---- MATERIAL FOR THIS EXERCISE

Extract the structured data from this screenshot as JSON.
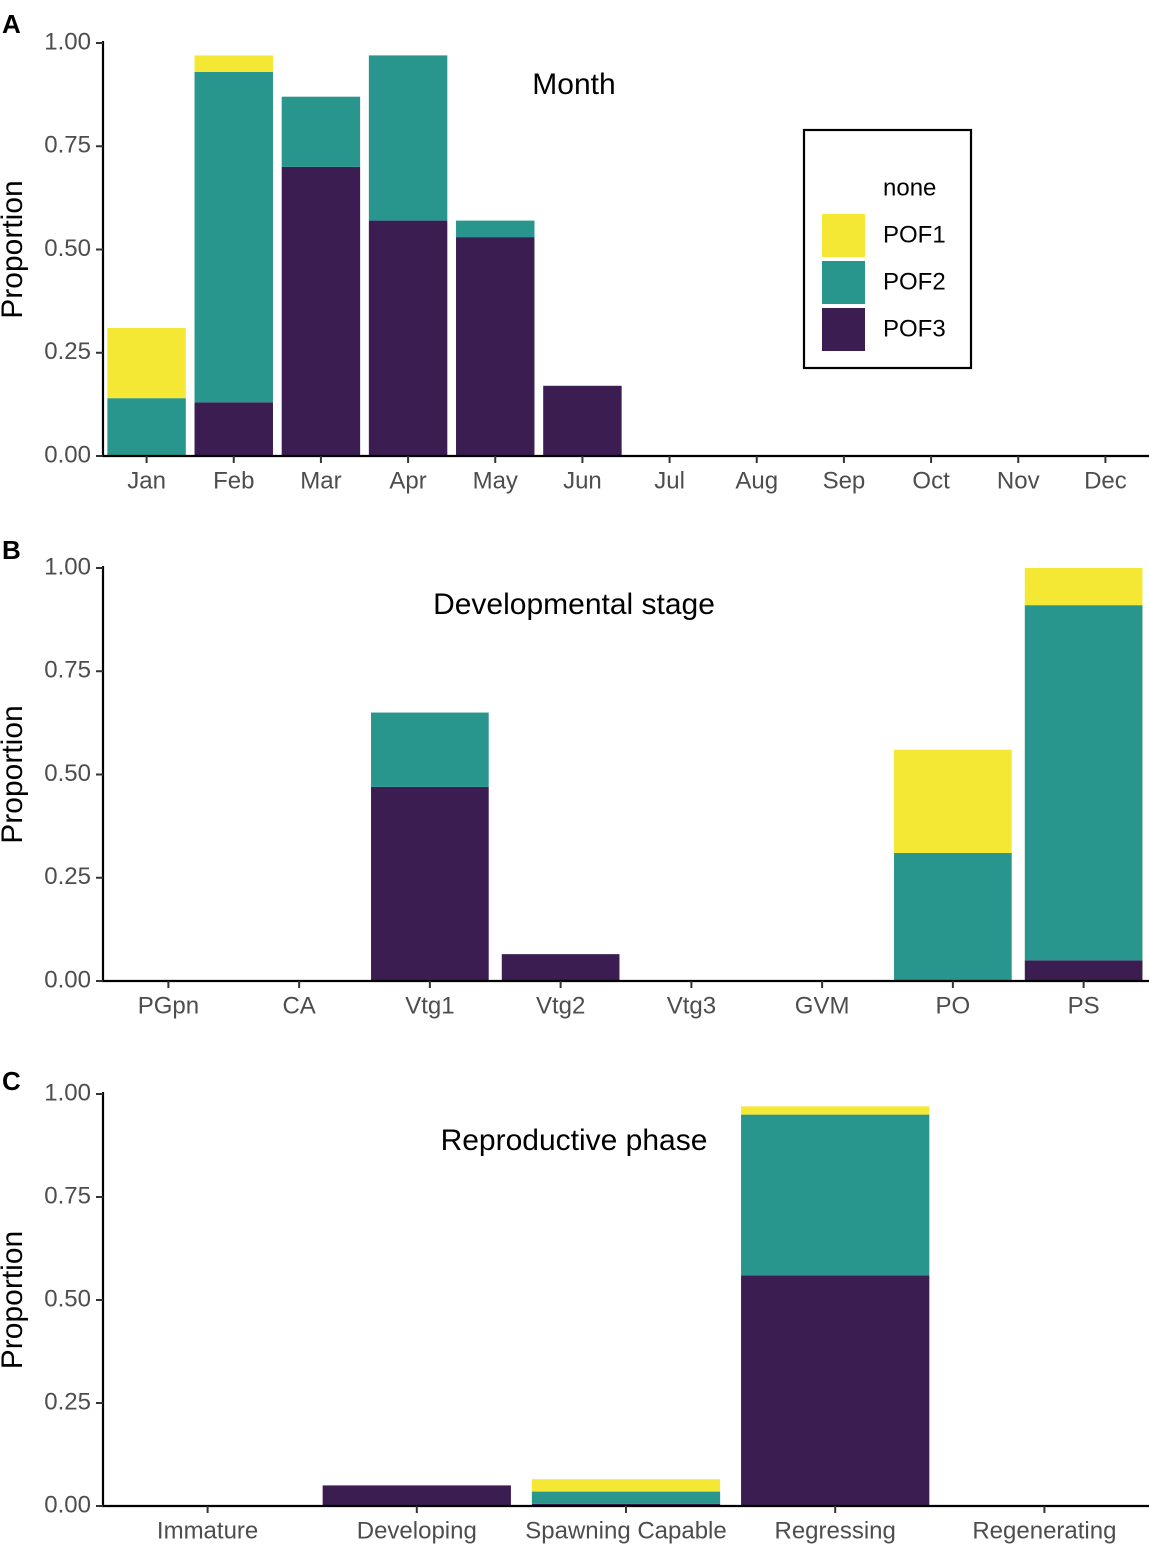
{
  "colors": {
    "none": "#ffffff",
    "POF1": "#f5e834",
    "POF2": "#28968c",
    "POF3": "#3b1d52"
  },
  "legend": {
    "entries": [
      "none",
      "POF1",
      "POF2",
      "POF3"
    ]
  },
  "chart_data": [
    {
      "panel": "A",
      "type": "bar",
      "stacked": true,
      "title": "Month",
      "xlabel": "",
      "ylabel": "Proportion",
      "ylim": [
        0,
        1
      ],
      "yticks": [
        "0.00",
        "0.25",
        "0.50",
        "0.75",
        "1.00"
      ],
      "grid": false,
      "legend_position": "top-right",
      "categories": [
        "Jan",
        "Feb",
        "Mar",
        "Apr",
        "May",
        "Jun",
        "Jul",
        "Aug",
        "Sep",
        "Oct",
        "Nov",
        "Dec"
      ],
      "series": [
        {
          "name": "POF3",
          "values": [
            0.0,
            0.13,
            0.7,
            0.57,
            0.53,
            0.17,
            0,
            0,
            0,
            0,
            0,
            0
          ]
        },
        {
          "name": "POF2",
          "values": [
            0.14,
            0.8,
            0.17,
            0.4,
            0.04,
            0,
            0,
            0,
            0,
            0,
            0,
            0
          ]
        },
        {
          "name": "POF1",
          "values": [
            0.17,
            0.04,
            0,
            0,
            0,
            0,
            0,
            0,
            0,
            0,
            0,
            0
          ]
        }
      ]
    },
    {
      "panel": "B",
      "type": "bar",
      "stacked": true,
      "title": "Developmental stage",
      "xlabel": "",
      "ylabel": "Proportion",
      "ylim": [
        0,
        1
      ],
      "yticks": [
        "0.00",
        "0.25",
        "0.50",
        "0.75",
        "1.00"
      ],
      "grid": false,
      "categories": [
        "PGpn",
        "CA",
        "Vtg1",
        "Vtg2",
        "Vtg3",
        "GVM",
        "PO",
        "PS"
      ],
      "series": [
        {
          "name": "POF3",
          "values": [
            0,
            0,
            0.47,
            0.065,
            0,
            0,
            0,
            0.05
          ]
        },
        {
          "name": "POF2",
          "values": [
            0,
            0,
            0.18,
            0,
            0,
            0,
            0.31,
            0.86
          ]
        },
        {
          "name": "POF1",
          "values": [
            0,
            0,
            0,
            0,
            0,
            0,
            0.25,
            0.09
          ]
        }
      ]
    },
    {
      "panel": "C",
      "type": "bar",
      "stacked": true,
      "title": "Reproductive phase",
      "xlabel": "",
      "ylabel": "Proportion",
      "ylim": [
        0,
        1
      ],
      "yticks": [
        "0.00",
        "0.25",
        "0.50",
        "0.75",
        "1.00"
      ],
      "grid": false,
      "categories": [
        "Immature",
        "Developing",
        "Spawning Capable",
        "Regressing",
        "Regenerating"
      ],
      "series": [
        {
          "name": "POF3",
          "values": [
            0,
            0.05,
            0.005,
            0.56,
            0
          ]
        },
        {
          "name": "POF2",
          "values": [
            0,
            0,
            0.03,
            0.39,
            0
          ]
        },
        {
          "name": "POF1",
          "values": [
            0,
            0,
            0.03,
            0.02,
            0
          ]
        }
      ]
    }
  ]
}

--------
---- MATERIAL FOR THIS EXERCISE

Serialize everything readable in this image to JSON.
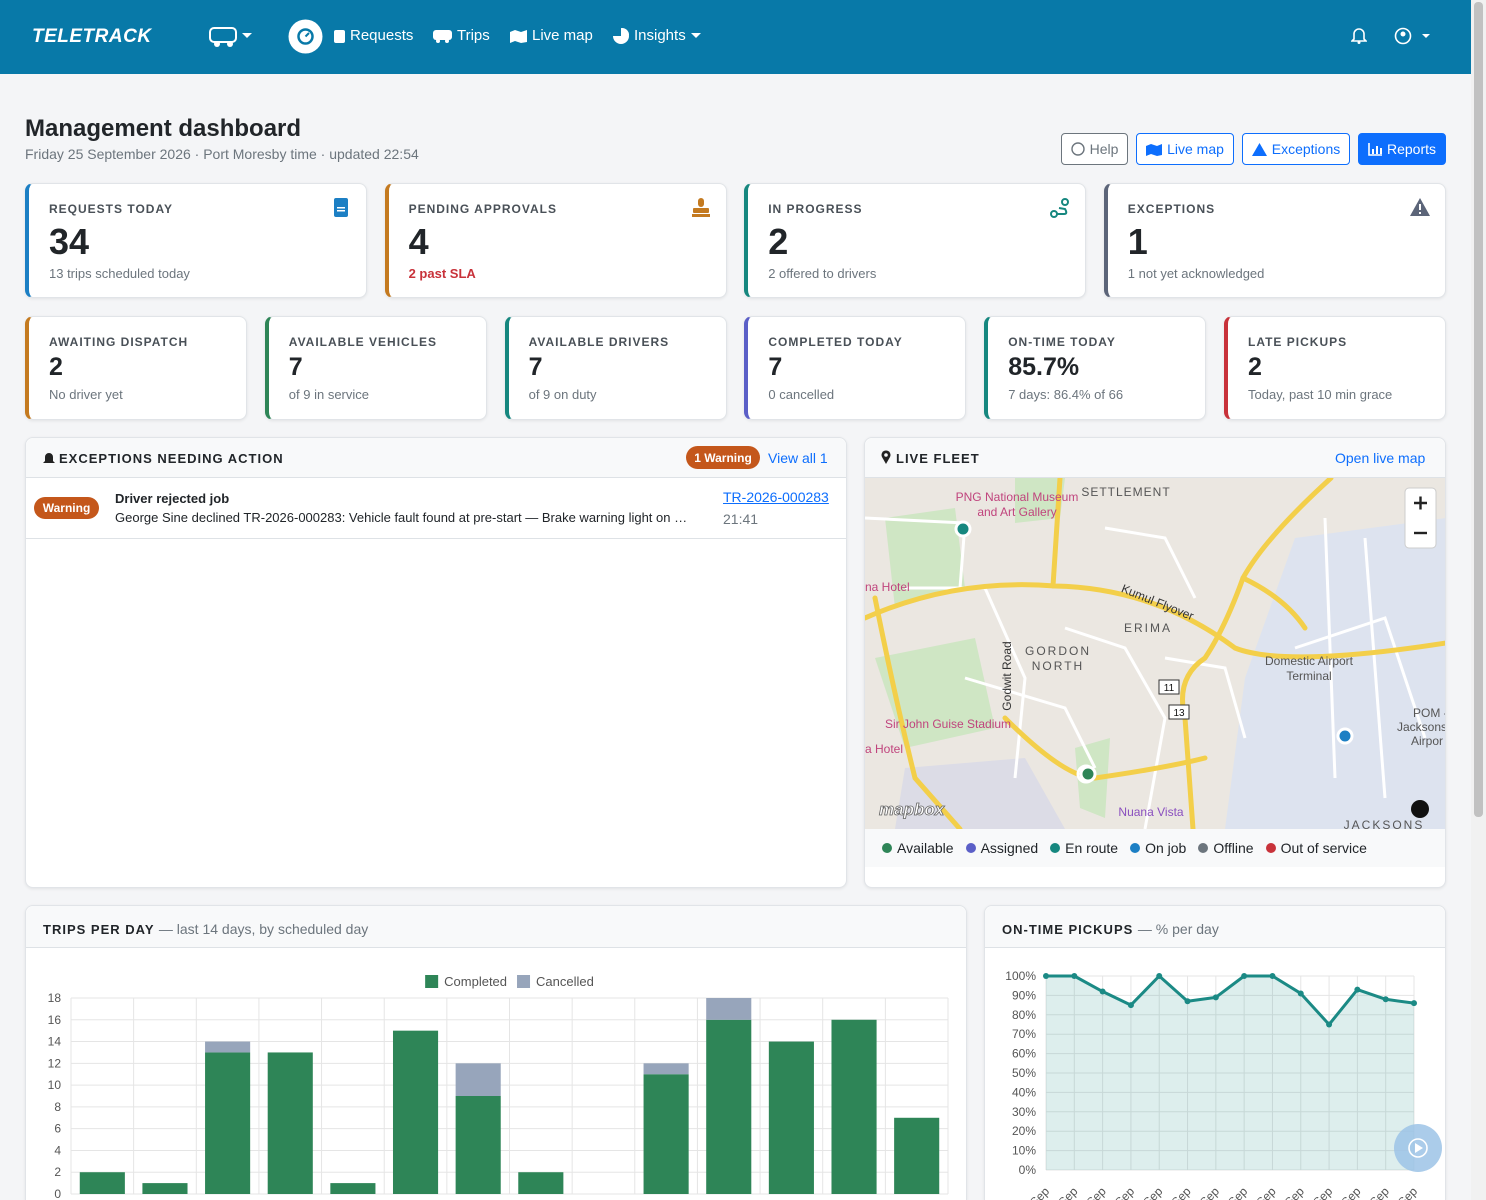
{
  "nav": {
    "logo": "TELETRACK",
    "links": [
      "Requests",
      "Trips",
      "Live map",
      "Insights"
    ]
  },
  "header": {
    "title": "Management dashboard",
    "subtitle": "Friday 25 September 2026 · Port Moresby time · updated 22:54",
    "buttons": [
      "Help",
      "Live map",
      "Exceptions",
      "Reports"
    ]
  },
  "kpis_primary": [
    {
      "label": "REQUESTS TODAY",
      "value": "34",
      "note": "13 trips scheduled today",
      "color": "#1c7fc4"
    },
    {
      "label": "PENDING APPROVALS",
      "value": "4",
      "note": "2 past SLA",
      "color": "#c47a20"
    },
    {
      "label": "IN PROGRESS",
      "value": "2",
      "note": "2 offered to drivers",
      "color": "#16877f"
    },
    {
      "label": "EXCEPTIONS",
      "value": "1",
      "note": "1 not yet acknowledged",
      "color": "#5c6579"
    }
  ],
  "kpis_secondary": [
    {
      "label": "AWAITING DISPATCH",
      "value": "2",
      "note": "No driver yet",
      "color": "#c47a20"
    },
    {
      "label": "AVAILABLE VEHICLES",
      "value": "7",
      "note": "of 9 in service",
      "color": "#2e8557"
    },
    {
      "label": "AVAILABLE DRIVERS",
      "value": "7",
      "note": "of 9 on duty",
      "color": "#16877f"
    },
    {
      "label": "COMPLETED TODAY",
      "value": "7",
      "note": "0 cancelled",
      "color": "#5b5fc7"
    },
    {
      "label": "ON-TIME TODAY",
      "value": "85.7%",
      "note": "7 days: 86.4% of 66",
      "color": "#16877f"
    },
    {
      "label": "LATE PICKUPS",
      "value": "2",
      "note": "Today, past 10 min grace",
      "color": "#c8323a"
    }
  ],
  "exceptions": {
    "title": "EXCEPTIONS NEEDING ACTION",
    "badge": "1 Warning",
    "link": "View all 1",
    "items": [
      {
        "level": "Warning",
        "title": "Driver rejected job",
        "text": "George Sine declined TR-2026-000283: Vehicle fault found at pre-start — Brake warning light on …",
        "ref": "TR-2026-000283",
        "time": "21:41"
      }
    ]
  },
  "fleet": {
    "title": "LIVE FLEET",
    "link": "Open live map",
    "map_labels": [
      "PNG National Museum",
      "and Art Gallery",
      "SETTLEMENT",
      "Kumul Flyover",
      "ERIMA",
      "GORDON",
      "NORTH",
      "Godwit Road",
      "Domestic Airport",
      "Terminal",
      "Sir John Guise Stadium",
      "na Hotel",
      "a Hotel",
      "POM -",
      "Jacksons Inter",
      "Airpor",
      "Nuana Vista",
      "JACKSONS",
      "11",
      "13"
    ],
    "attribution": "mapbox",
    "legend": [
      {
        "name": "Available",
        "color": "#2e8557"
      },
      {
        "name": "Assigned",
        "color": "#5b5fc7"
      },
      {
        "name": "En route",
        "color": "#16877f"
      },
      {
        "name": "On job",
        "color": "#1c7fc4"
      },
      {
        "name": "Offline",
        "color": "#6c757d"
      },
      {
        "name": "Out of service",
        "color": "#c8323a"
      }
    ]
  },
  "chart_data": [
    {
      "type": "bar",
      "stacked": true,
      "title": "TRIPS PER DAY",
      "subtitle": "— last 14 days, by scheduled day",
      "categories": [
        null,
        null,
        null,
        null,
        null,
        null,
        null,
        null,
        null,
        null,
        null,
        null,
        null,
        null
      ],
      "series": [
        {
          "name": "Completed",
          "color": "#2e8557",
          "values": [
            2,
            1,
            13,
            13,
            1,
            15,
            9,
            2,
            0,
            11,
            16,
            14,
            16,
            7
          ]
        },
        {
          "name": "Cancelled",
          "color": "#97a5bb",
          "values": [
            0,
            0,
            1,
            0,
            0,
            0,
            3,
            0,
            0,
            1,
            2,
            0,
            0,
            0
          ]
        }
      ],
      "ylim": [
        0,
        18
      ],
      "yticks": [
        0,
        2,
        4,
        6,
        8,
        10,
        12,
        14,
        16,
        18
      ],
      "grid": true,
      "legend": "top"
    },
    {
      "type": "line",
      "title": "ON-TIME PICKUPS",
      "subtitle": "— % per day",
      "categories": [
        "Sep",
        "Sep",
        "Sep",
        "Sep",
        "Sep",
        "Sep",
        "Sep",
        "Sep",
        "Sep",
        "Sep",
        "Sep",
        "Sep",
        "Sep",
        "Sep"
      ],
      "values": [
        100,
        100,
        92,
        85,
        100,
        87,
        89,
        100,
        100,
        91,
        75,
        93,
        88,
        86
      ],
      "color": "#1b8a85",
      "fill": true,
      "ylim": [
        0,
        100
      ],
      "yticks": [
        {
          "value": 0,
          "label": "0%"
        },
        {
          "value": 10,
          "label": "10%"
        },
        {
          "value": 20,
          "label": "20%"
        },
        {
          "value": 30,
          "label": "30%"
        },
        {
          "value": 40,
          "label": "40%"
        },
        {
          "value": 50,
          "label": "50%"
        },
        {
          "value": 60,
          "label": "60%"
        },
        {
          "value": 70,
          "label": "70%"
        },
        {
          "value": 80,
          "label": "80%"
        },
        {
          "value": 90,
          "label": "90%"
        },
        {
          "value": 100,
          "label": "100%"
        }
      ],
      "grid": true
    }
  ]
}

--------

■ EXERCISE TASK:
Only the number is wanted: how many lines in the preceding entries hold the string "JSON"?

■ FINISHED EXERCISE:
2